## BEGIN Recorded information

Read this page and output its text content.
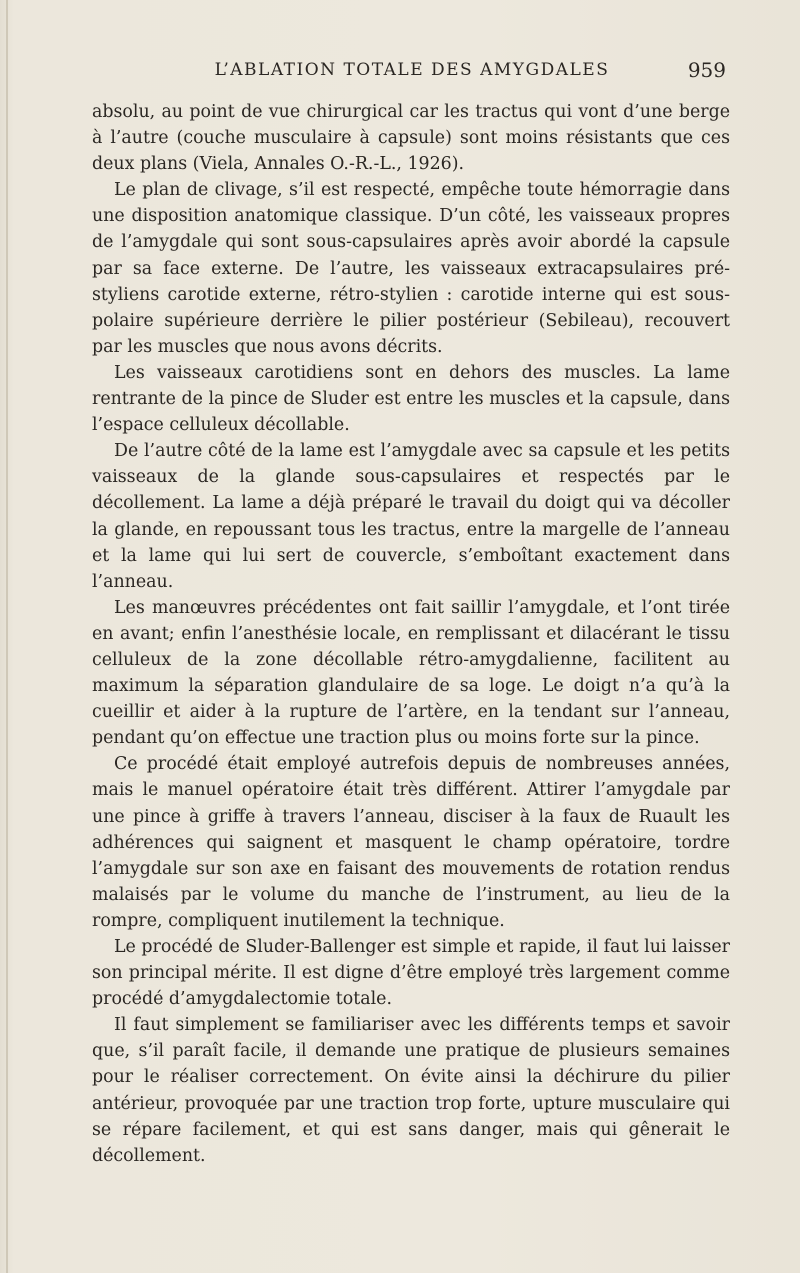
L’ABLATION TOTALE DES AMYGDALES	959

absolu, au point de vue chirurgical car les tractus qui vont d’une berge à l’autre (couche musculaire à capsule) sont moins résistants que ces deux plans (Viela, Annales O.-R.-L., 1926).

Le plan de clivage, s’il est respecté, empêche toute hémorragie dans une disposition anatomique classique. D’un côté, les vaisseaux propres de l’amygdale qui sont sous-capsulaires après avoir abordé la capsule par sa face externe. De l’autre, les vaisseaux extracapsulaires pré-styliens carotide externe, rétro-stylien : carotide interne qui est sous-polaire supérieure derrière le pilier postérieur (Sebileau), recouvert par les muscles que nous avons décrits.

Les vaisseaux carotidiens sont en dehors des muscles. La lame rentrante de la pince de Sluder est entre les muscles et la capsule, dans l’espace celluleux décollable.

De l’autre côté de la lame est l’amygdale avec sa capsule et les petits vaisseaux de la glande sous-capsulaires et respectés par le décollement. La lame a déjà préparé le travail du doigt qui va décoller la glande, en repoussant tous les tractus, entre la margelle de l’anneau et la lame qui lui sert de couvercle, s’emboîtant exactement dans l’anneau.

Les manœuvres précédentes ont fait saillir l’amygdale, et l’ont tirée en avant; enfin l’anesthésie locale, en remplissant et dilacérant le tissu celluleux de la zone décollable rétro-amygdalienne, facilitent au maximum la séparation glandulaire de sa loge. Le doigt n’a qu’à la cueillir et aider à la rupture de l’artère, en la tendant sur l’anneau, pendant qu’on effectue une traction plus ou moins forte sur la pince.

Ce procédé était employé autrefois depuis de nombreuses années, mais le manuel opératoire était très différent. Attirer l’amygdale par une pince à griffe à travers l’anneau, disciser à la faux de Ruault les adhérences qui saignent et masquent le champ opératoire, tordre l’amygdale sur son axe en faisant des mouvements de rotation rendus malaisés par le volume du manche de l’instrument, au lieu de la rompre, compliquent inutilement la technique.

Le procédé de Sluder-Ballenger est simple et rapide, il faut lui laisser son principal mérite. Il est digne d’être employé très largement comme procédé d’amygdalectomie totale.

Il faut simplement se familiariser avec les différents temps et savoir que, s’il paraît facile, il demande une pratique de plusieurs semaines pour le réaliser correctement. On évite ainsi la déchirure du pilier antérieur, provoquée par une traction trop forte, upture musculaire qui se répare facilement, et qui est sans danger, mais qui gênerait le décollement.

## END Recorded information

▶ _Direction_
Copy out the data above exactly, except the pictures.

▶ _Task response_
Read this page and output its text content.
L’ABLATION TOTALE DES AMYGDALES	959

absolu, au point de vue chirurgical car les tractus qui vont d’une berge à l’autre (couche musculaire à capsule) sont moins résistants que ces deux plans (Viela, Annales O.-R.-L., 1926).

Le plan de clivage, s’il est respecté, empêche toute hémorragie dans une disposition anatomique classique. D’un côté, les vaisseaux propres de l’amygdale qui sont sous-capsulaires après avoir abordé la capsule par sa face externe. De l’autre, les vaisseaux extracapsulaires pré-styliens carotide externe, rétro-stylien : carotide interne qui est sous-polaire supérieure derrière le pilier postérieur (Sebileau), recouvert par les muscles que nous avons décrits.

Les vaisseaux carotidiens sont en dehors des muscles. La lame rentrante de la pince de Sluder est entre les muscles et la capsule, dans l’espace celluleux décollable.

De l’autre côté de la lame est l’amygdale avec sa capsule et les petits vaisseaux de la glande sous-capsulaires et respectés par le décollement. La lame a déjà préparé le travail du doigt qui va décoller la glande, en repoussant tous les tractus, entre la margelle de l’anneau et la lame qui lui sert de couvercle, s’emboîtant exactement dans l’anneau.

Les manœuvres précédentes ont fait saillir l’amygdale, et l’ont tirée en avant; enfin l’anesthésie locale, en remplissant et dilacérant le tissu celluleux de la zone décollable rétro-amygdalienne, facilitent au maximum la séparation glandulaire de sa loge. Le doigt n’a qu’à la cueillir et aider à la rupture de l’artère, en la tendant sur l’anneau, pendant qu’on effectue une traction plus ou moins forte sur la pince.

Ce procédé était employé autrefois depuis de nombreuses années, mais le manuel opératoire était très différent. Attirer l’amygdale par une pince à griffe à travers l’anneau, disciser à la faux de Ruault les adhérences qui saignent et masquent le champ opératoire, tordre l’amygdale sur son axe en faisant des mouvements de rotation rendus malaisés par le volume du manche de l’instrument, au lieu de la rompre, compliquent inutilement la technique.

Le procédé de Sluder-Ballenger est simple et rapide, il faut lui laisser son principal mérite. Il est digne d’être employé très largement comme procédé d’amygdalectomie totale.

Il faut simplement se familiariser avec les différents temps et savoir que, s’il paraît facile, il demande une pratique de plusieurs semaines pour le réaliser correctement. On évite ainsi la déchirure du pilier antérieur, provoquée par une traction trop forte, upture musculaire qui se répare facilement, et qui est sans danger, mais qui gênerait le décollement.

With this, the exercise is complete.